— INSTRUCTIONS TO FOLLOW —
Collect each line holding the string "JSON".

— Collected data —
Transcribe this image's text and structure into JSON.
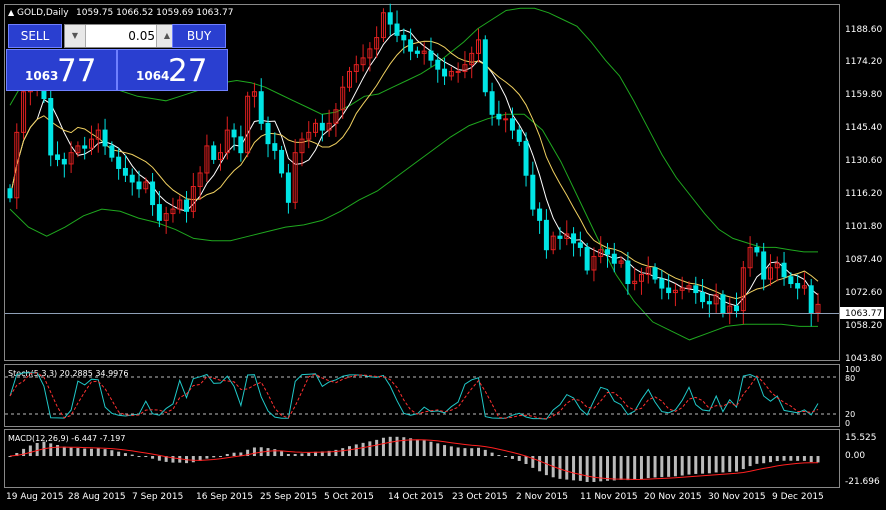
{
  "header": {
    "symbol": "GOLD,Daily",
    "ohlc": "1059.75 1066.52 1059.69 1063.77"
  },
  "trade_panel": {
    "sell_label": "SELL",
    "buy_label": "BUY",
    "lot_value": "0.05",
    "sell_price_small": "1063",
    "sell_price_big": "77",
    "buy_price_small": "1064",
    "buy_price_big": "27"
  },
  "price_axis": {
    "labels": [
      "1188.60",
      "1174.20",
      "1159.80",
      "1145.40",
      "1130.60",
      "1116.20",
      "1101.80",
      "1087.40",
      "1072.60",
      "1058.20",
      "1043.80"
    ],
    "current_price": "1063.77"
  },
  "stochastic": {
    "label": "Stoch(5,3,3) 20.2885 34.9976",
    "scale": [
      "100",
      "80",
      "20",
      "0"
    ]
  },
  "macd": {
    "label": "MACD(12,26,9) -6.447 -7.197",
    "scale": [
      "15.525",
      "0.00",
      "-21.696"
    ]
  },
  "time_axis": {
    "labels": [
      "19 Aug 2015",
      "28 Aug 2015",
      "7 Sep 2015",
      "16 Sep 2015",
      "25 Sep 2015",
      "5 Oct 2015",
      "14 Oct 2015",
      "23 Oct 2015",
      "2 Nov 2015",
      "11 Nov 2015",
      "20 Nov 2015",
      "30 Nov 2015",
      "9 Dec 2015"
    ]
  },
  "colors": {
    "bull_candle": "#e02020",
    "bear_candle": "#00e5e5",
    "bollinger": "#1fa81f",
    "ma_fast": "#ffffff",
    "ma_slow": "#f0d060",
    "signal_line": "#ff2020",
    "macd_hist": "#bbbbbb",
    "grid_text": "#ffffff",
    "panel_button": "#2a3fd0"
  },
  "chart_data": {
    "type": "candlestick",
    "symbol": "GOLD",
    "timeframe": "Daily",
    "price_range": [
      1040,
      1196
    ],
    "current_price": 1063.77,
    "closes": [
      1111,
      1140,
      1158,
      1160,
      1160,
      1155,
      1130,
      1128,
      1126,
      1131,
      1134,
      1133,
      1137,
      1141,
      1134,
      1129,
      1124,
      1121,
      1118,
      1115,
      1118,
      1108,
      1101,
      1104,
      1106,
      1110,
      1105,
      1116,
      1122,
      1134,
      1128,
      1131,
      1141,
      1138,
      1131,
      1156,
      1158,
      1144,
      1135,
      1132,
      1122,
      1109,
      1131,
      1137,
      1140,
      1144,
      1141,
      1144,
      1150,
      1160,
      1167,
      1170,
      1173,
      1177,
      1182,
      1193,
      1188,
      1183,
      1181,
      1176,
      1175,
      1176,
      1172,
      1168,
      1165,
      1167,
      1167,
      1170,
      1175,
      1181,
      1158,
      1148,
      1146,
      1146,
      1141,
      1136,
      1121,
      1106,
      1101,
      1088,
      1094,
      1093,
      1095,
      1091,
      1089,
      1079,
      1085,
      1088,
      1086,
      1082,
      1083,
      1073,
      1074,
      1077,
      1080,
      1075,
      1071,
      1069,
      1070,
      1071,
      1072,
      1069,
      1065,
      1064,
      1068,
      1060,
      1063,
      1061,
      1080,
      1089,
      1087,
      1075,
      1080,
      1082,
      1076,
      1073,
      1071,
      1072,
      1060,
      1063.77
    ],
    "bollinger_upper": [
      1152,
      1163,
      1170,
      1172,
      1170,
      1166,
      1162,
      1160,
      1158,
      1156,
      1155,
      1154,
      1156,
      1158,
      1160,
      1162,
      1163,
      1162,
      1160,
      1157,
      1154,
      1151,
      1148,
      1149,
      1152,
      1156,
      1157,
      1160,
      1163,
      1166,
      1170,
      1175,
      1180,
      1186,
      1190,
      1194,
      1195,
      1195,
      1193,
      1190,
      1187,
      1180,
      1172,
      1165,
      1154,
      1142,
      1130,
      1120,
      1112,
      1104,
      1097,
      1093,
      1091,
      1089,
      1089,
      1088,
      1087,
      1087
    ],
    "bollinger_lower": [
      1106,
      1098,
      1094,
      1098,
      1103,
      1106,
      1105,
      1102,
      1100,
      1097,
      1093,
      1092,
      1092,
      1094,
      1096,
      1098,
      1099,
      1101,
      1105,
      1110,
      1114,
      1120,
      1126,
      1132,
      1138,
      1143,
      1146,
      1148,
      1148,
      1141,
      1127,
      1110,
      1093,
      1077,
      1065,
      1056,
      1052,
      1048,
      1051,
      1054,
      1055,
      1055,
      1055,
      1054,
      1054
    ],
    "stochastic": {
      "k": 20.2885,
      "d": 34.9976,
      "levels": [
        20,
        80
      ]
    },
    "macd": {
      "main": -6.447,
      "signal": -7.197,
      "range": [
        -21.696,
        15.525
      ]
    }
  }
}
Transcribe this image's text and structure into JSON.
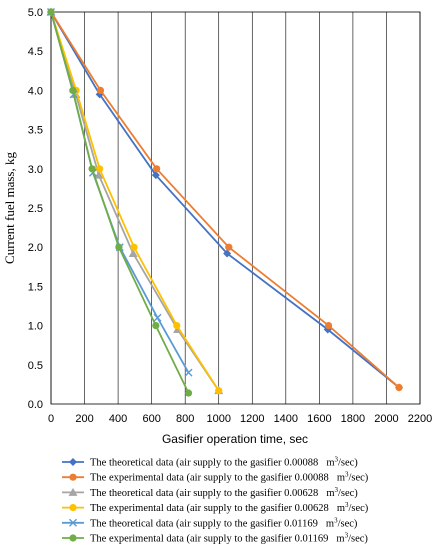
{
  "chart_data": {
    "type": "line",
    "title": "",
    "xlabel": "Gasifier operation time, sec",
    "ylabel": "Current fuel mass, kg",
    "xlim": [
      0,
      2200
    ],
    "ylim": [
      0,
      5.0
    ],
    "xticks": [
      "0",
      "200",
      "400",
      "600",
      "800",
      "1000",
      "1200",
      "1400",
      "1600",
      "1800",
      "2000",
      "2200"
    ],
    "yticks": [
      "0.0",
      "0.5",
      "1.0",
      "1.5",
      "2.0",
      "2.5",
      "3.0",
      "3.5",
      "4.0",
      "4.5",
      "5.0"
    ],
    "grid": "vertical",
    "legend_position": "bottom",
    "series": [
      {
        "name": "The theoretical data  (air supply to the gasifier 0.00088",
        "unit": "m",
        "unit_sup": "3",
        "unit_rest": "/sec)",
        "color": "#4472C4",
        "marker": "diamond",
        "x": [
          0,
          290,
          625,
          1050,
          1650,
          2075
        ],
        "y": [
          5.0,
          3.95,
          2.92,
          1.92,
          0.95,
          0.21
        ]
      },
      {
        "name": "The experimental data  (air supply to the gasifier 0.00088",
        "unit": "m",
        "unit_sup": "3",
        "unit_rest": "/sec)",
        "color": "#ED7D31",
        "marker": "circle",
        "x": [
          0,
          295,
          630,
          1060,
          1655,
          2075
        ],
        "y": [
          5.0,
          4.0,
          3.0,
          2.0,
          1.0,
          0.21
        ]
      },
      {
        "name": "The theoretical data  (air supply to the gasifier 0.00628",
        "unit": "m",
        "unit_sup": "3",
        "unit_rest": "/sec)",
        "color": "#A5A5A5",
        "marker": "triangle",
        "x": [
          0,
          148,
          285,
          490,
          755,
          1000
        ],
        "y": [
          5.0,
          3.95,
          2.92,
          1.92,
          0.95,
          0.17
        ]
      },
      {
        "name": "The experimental data  (air supply to the gasifier 0.00628",
        "unit": "m",
        "unit_sup": "3",
        "unit_rest": "/sec)",
        "color": "#FFC000",
        "marker": "circle",
        "x": [
          0,
          150,
          290,
          495,
          750,
          1000
        ],
        "y": [
          5.0,
          4.0,
          3.0,
          2.0,
          1.0,
          0.17
        ]
      },
      {
        "name": "The theoretical data  (air supply to the gasifier 0.01169",
        "unit": "m",
        "unit_sup": "3",
        "unit_rest": "/sec)",
        "color": "#5B9BD5",
        "marker": "x",
        "x": [
          0,
          135,
          250,
          410,
          635,
          820
        ],
        "y": [
          5.0,
          3.95,
          2.95,
          2.0,
          1.1,
          0.4
        ]
      },
      {
        "name": "The experimental data  (air supply to the gasifier 0.01169",
        "unit": "m",
        "unit_sup": "3",
        "unit_rest": "/sec)",
        "color": "#70AD47",
        "marker": "circle",
        "x": [
          0,
          130,
          245,
          405,
          625,
          820
        ],
        "y": [
          5.0,
          4.0,
          3.0,
          2.0,
          1.0,
          0.14
        ]
      }
    ]
  }
}
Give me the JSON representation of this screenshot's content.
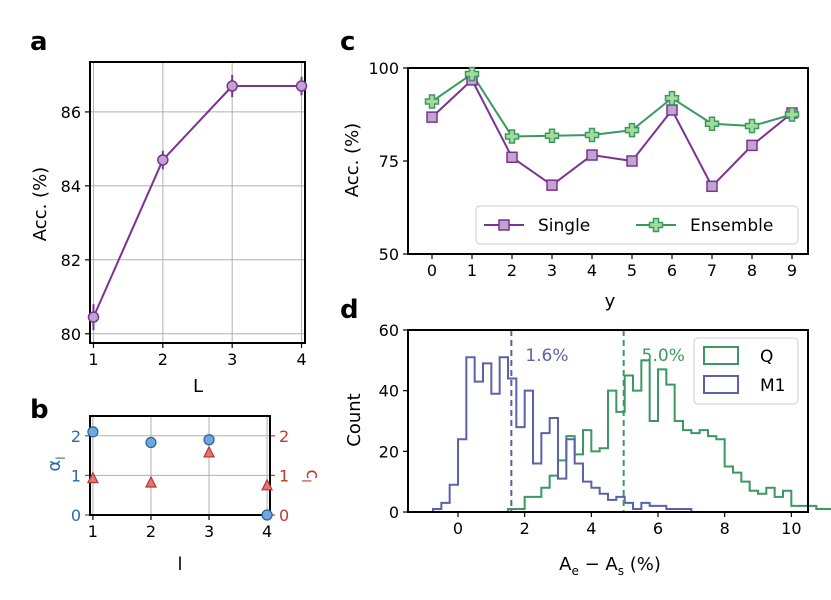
{
  "panels": {
    "a": {
      "letter": "a",
      "xlabel": "L",
      "ylabel": "Acc. (%)"
    },
    "b": {
      "letter": "b",
      "xlabel": "l",
      "ylabel_left": "α",
      "ylabel_left_sub": "l",
      "ylabel_right": "c",
      "ylabel_right_sub": "l"
    },
    "c": {
      "letter": "c",
      "xlabel": "y",
      "ylabel": "Acc. (%)"
    },
    "d": {
      "letter": "d",
      "xlabel_main": "A",
      "xlabel_sub1": "e",
      "xlabel_mid": " − A",
      "xlabel_sub2": "s",
      "xlabel_tail": " (%)",
      "ylabel": "Count"
    }
  },
  "colors": {
    "purple": "#7b3294",
    "purple_fill": "#c2a5cf",
    "green": "#3a9960",
    "green_fill": "#a6dba0",
    "blue": "#5b62a8",
    "alpha_blue": "#6fa8dc",
    "red": "#c0392b",
    "grid": "#b0b0b0"
  },
  "chart_data": [
    {
      "id": "a",
      "type": "line",
      "x": [
        1,
        2,
        3,
        4
      ],
      "values": [
        80.45,
        84.7,
        86.7,
        86.7
      ],
      "errors": [
        0.35,
        0.25,
        0.3,
        0.25
      ],
      "xlim": [
        0.95,
        4.05
      ],
      "ylim": [
        79.75,
        87.35
      ],
      "xticks": [
        "1",
        "2",
        "3",
        "4"
      ],
      "yticks": [
        "80",
        "82",
        "84",
        "86"
      ],
      "xlabel": "L",
      "ylabel": "Acc. (%)",
      "grid": true
    },
    {
      "id": "b",
      "type": "scatter",
      "x": [
        1,
        2,
        3,
        4
      ],
      "series": [
        {
          "name": "α",
          "axis": "left",
          "marker": "circle",
          "values": [
            2.1,
            1.83,
            1.9,
            0.0
          ]
        },
        {
          "name": "c",
          "axis": "right",
          "marker": "triangle",
          "values": [
            0.93,
            0.82,
            1.58,
            0.75
          ]
        }
      ],
      "xlim": [
        0.95,
        4.05
      ],
      "ylim": [
        0,
        2.5
      ],
      "xticks": [
        "1",
        "2",
        "3",
        "4"
      ],
      "yticks_left": [
        "0",
        "1",
        "2"
      ],
      "yticks_right": [
        "0",
        "1",
        "2"
      ],
      "xlabel": "l",
      "grid": true
    },
    {
      "id": "c",
      "type": "line",
      "categories": [
        "0",
        "1",
        "2",
        "3",
        "4",
        "5",
        "6",
        "7",
        "8",
        "9"
      ],
      "series": [
        {
          "name": "Single",
          "marker": "square",
          "values": [
            86.8,
            96.8,
            76.0,
            68.5,
            76.6,
            75.0,
            88.7,
            68.2,
            79.2,
            87.9
          ]
        },
        {
          "name": "Ensemble",
          "marker": "plus",
          "values": [
            91.0,
            98.4,
            81.6,
            81.8,
            82.0,
            83.3,
            91.9,
            85.0,
            84.4,
            87.5
          ]
        }
      ],
      "ylim": [
        50,
        100
      ],
      "yticks": [
        "50",
        "75",
        "100"
      ],
      "xlabel": "y",
      "ylabel": "Acc. (%)",
      "legend": "lower-right",
      "grid": false
    },
    {
      "id": "d",
      "type": "histogram",
      "bin_width": 0.25,
      "series": [
        {
          "name": "Q",
          "start": 1.5,
          "counts": [
            1,
            1,
            5,
            5,
            8,
            12,
            17,
            25,
            19,
            27,
            20,
            21,
            40,
            33,
            45,
            40,
            50,
            30,
            47,
            42,
            30,
            27,
            26,
            27,
            25,
            24,
            15,
            13,
            10,
            7,
            6,
            8,
            5,
            7,
            2,
            2,
            2,
            1,
            1,
            1,
            1,
            1,
            1,
            1
          ],
          "mean_line": 4.97,
          "mean_label": "5.0%"
        },
        {
          "name": "M1",
          "start": -0.75,
          "counts": [
            1,
            3,
            9,
            24,
            51,
            43,
            49,
            39,
            51,
            44,
            28,
            40,
            16,
            26,
            31,
            11,
            24,
            16,
            10,
            8,
            6,
            4,
            5,
            3,
            1,
            3,
            2,
            2,
            1,
            1,
            1
          ],
          "mean_line": 1.6,
          "mean_label": "1.6%"
        }
      ],
      "xlim": [
        -1.5,
        10.5
      ],
      "ylim": [
        0,
        60
      ],
      "xticks": [
        "0",
        "2",
        "4",
        "6",
        "8",
        "10"
      ],
      "yticks": [
        "0",
        "20",
        "40",
        "60"
      ],
      "xlabel": "Ae − As (%)",
      "ylabel": "Count",
      "legend": "top-right"
    }
  ]
}
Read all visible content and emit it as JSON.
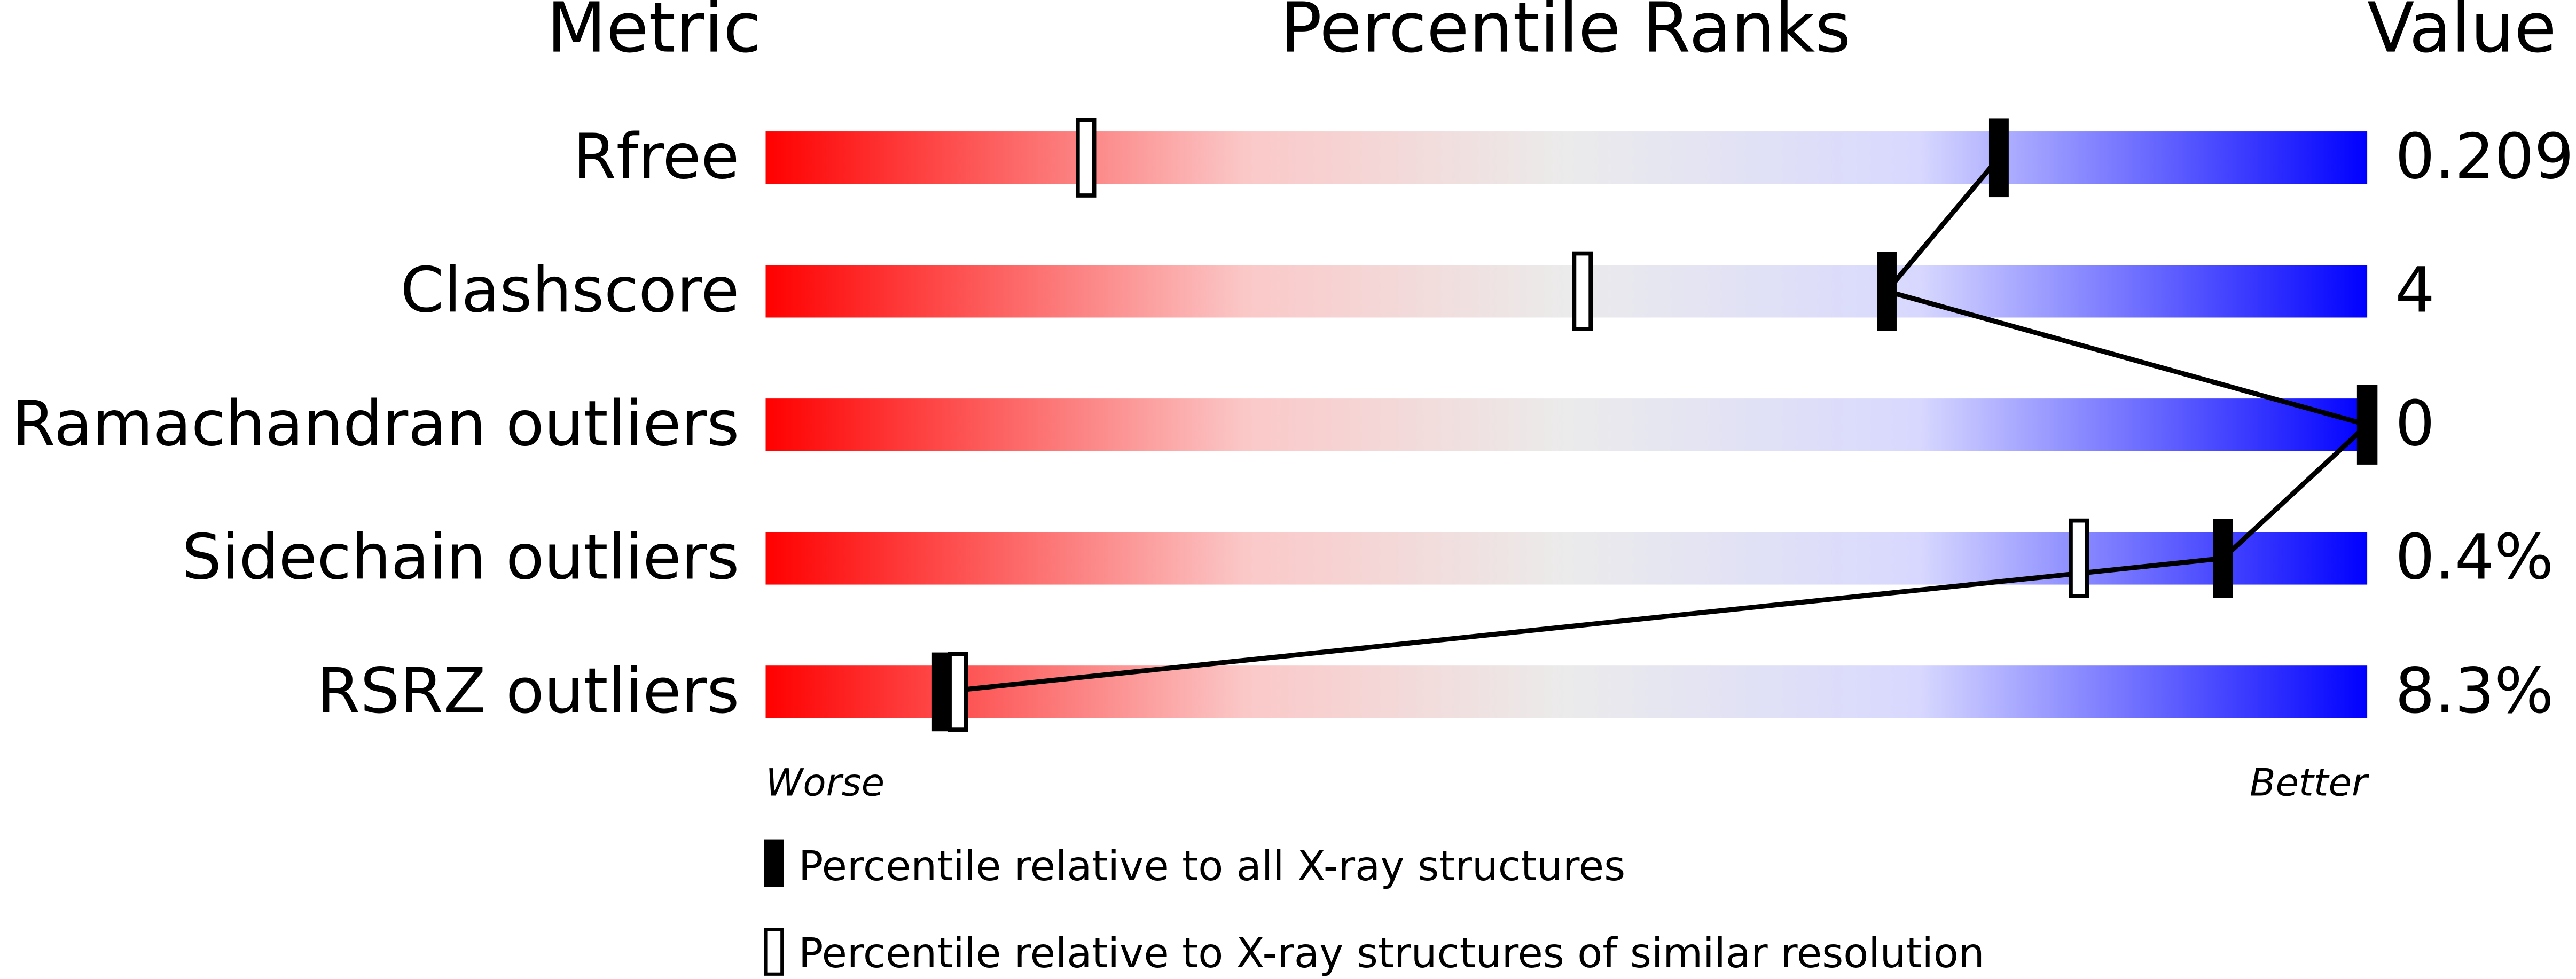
{
  "chart_data": {
    "type": "percentile",
    "headers": [
      "Metric",
      "Percentile Ranks",
      "Value"
    ],
    "categories": [
      "Rfree",
      "Clashscore",
      "Ramachandran outliers",
      "Sidechain outliers",
      "RSRZ outliers"
    ],
    "printed_values": [
      "0.209",
      "4",
      "0",
      "0.4%",
      "8.3%"
    ],
    "series": [
      {
        "name": "Percentile relative to all X-ray structures",
        "color": "#000000",
        "values": [
          77,
          70,
          100,
          91,
          11
        ]
      },
      {
        "name": "Percentile relative to X-ray structures of similar resolution",
        "color": "#ffffff",
        "values": [
          20,
          51,
          100,
          82,
          12
        ]
      }
    ],
    "xlim": [
      0,
      100
    ],
    "axis_labels": [
      "Worse",
      "Better"
    ]
  }
}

— SOLUTION —
Transcribe this image's text and structure into JSON.
Transcribe this image's text and structure into JSON.
Give me the JSON representation of this screenshot's content.
Read all visible content and emit it as JSON.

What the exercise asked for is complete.